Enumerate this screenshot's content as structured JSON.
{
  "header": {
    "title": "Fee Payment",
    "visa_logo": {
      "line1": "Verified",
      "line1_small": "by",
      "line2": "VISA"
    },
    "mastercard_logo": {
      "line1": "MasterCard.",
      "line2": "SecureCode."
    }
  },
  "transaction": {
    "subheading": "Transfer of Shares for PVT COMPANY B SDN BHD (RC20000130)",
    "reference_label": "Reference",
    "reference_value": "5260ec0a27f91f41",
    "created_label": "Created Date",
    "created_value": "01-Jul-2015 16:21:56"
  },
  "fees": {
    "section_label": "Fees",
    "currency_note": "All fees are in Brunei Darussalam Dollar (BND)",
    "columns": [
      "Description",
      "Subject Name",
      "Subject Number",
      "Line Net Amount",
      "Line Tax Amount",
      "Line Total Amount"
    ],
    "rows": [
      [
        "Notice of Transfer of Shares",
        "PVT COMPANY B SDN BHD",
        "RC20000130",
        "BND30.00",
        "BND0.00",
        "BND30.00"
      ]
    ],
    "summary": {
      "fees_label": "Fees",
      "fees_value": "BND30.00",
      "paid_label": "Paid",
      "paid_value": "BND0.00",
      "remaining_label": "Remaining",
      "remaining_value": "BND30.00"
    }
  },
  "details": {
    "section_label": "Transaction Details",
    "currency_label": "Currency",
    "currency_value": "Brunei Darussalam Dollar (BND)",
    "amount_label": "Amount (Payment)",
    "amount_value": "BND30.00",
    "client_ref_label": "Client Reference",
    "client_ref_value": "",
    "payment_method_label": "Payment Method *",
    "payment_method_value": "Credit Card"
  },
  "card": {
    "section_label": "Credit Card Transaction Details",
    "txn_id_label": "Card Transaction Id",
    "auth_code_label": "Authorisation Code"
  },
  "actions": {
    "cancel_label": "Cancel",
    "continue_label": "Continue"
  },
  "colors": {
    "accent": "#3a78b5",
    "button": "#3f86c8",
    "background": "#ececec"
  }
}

§ §

GIVEN TASK: Return all of the above records exactly, leaving no line out.

EXERCISE SOLUTION:
Enumerate this screenshot's content as structured JSON.
{
  "header": {
    "title": "Fee Payment",
    "visa_logo": {
      "line1": "Verified",
      "line1_small": "by",
      "line2": "VISA"
    },
    "mastercard_logo": {
      "line1": "MasterCard.",
      "line2": "SecureCode."
    }
  },
  "transaction": {
    "subheading": "Transfer of Shares for PVT COMPANY B SDN BHD (RC20000130)",
    "reference_label": "Reference",
    "reference_value": "5260ec0a27f91f41",
    "created_label": "Created Date",
    "created_value": "01-Jul-2015 16:21:56"
  },
  "fees": {
    "section_label": "Fees",
    "currency_note": "All fees are in Brunei Darussalam Dollar (BND)",
    "columns": [
      "Description",
      "Subject Name",
      "Subject Number",
      "Line Net Amount",
      "Line Tax Amount",
      "Line Total Amount"
    ],
    "rows": [
      [
        "Notice of Transfer of Shares",
        "PVT COMPANY B SDN BHD",
        "RC20000130",
        "BND30.00",
        "BND0.00",
        "BND30.00"
      ]
    ],
    "summary": {
      "fees_label": "Fees",
      "fees_value": "BND30.00",
      "paid_label": "Paid",
      "paid_value": "BND0.00",
      "remaining_label": "Remaining",
      "remaining_value": "BND30.00"
    }
  },
  "details": {
    "section_label": "Transaction Details",
    "currency_label": "Currency",
    "currency_value": "Brunei Darussalam Dollar (BND)",
    "amount_label": "Amount (Payment)",
    "amount_value": "BND30.00",
    "client_ref_label": "Client Reference",
    "client_ref_value": "",
    "payment_method_label": "Payment Method *",
    "payment_method_value": "Credit Card"
  },
  "card": {
    "section_label": "Credit Card Transaction Details",
    "txn_id_label": "Card Transaction Id",
    "auth_code_label": "Authorisation Code"
  },
  "actions": {
    "cancel_label": "Cancel",
    "continue_label": "Continue"
  },
  "colors": {
    "accent": "#3a78b5",
    "button": "#3f86c8",
    "background": "#ececec"
  }
}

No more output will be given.